Dataset entries
------

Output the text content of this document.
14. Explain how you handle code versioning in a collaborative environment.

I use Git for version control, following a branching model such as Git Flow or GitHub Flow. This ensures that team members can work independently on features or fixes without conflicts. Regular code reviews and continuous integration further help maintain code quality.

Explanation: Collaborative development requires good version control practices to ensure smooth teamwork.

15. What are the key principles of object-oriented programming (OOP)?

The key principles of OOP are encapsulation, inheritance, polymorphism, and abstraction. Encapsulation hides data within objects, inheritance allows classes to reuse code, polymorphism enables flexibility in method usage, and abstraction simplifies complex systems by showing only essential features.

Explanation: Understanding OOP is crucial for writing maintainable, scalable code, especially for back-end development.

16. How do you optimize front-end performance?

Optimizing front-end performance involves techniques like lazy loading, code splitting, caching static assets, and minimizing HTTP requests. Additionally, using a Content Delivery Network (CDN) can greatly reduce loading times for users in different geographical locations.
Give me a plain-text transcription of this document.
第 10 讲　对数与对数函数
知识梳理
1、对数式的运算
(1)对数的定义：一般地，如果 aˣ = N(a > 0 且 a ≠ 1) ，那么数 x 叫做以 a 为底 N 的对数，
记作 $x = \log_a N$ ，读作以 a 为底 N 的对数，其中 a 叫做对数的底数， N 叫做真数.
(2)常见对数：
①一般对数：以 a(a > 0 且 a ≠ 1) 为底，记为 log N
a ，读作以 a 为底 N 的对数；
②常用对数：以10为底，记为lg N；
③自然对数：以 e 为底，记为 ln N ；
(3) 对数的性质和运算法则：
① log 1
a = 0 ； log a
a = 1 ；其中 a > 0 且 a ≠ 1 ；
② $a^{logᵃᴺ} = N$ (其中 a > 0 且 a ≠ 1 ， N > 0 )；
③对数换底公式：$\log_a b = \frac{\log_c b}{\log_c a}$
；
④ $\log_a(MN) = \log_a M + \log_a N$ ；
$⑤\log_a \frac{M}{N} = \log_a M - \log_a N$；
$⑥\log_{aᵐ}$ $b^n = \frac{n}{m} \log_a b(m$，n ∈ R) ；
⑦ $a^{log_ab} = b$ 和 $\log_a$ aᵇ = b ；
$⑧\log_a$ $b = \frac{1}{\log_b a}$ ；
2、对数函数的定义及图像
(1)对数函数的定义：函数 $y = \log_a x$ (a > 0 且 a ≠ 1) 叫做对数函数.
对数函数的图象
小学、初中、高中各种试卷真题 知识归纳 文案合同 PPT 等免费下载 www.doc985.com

------

- WORK INSTRUCTIONS
Determine how many lines above contain "development" as a word or string. Give the number alone.

- WRITTEN REPLY
2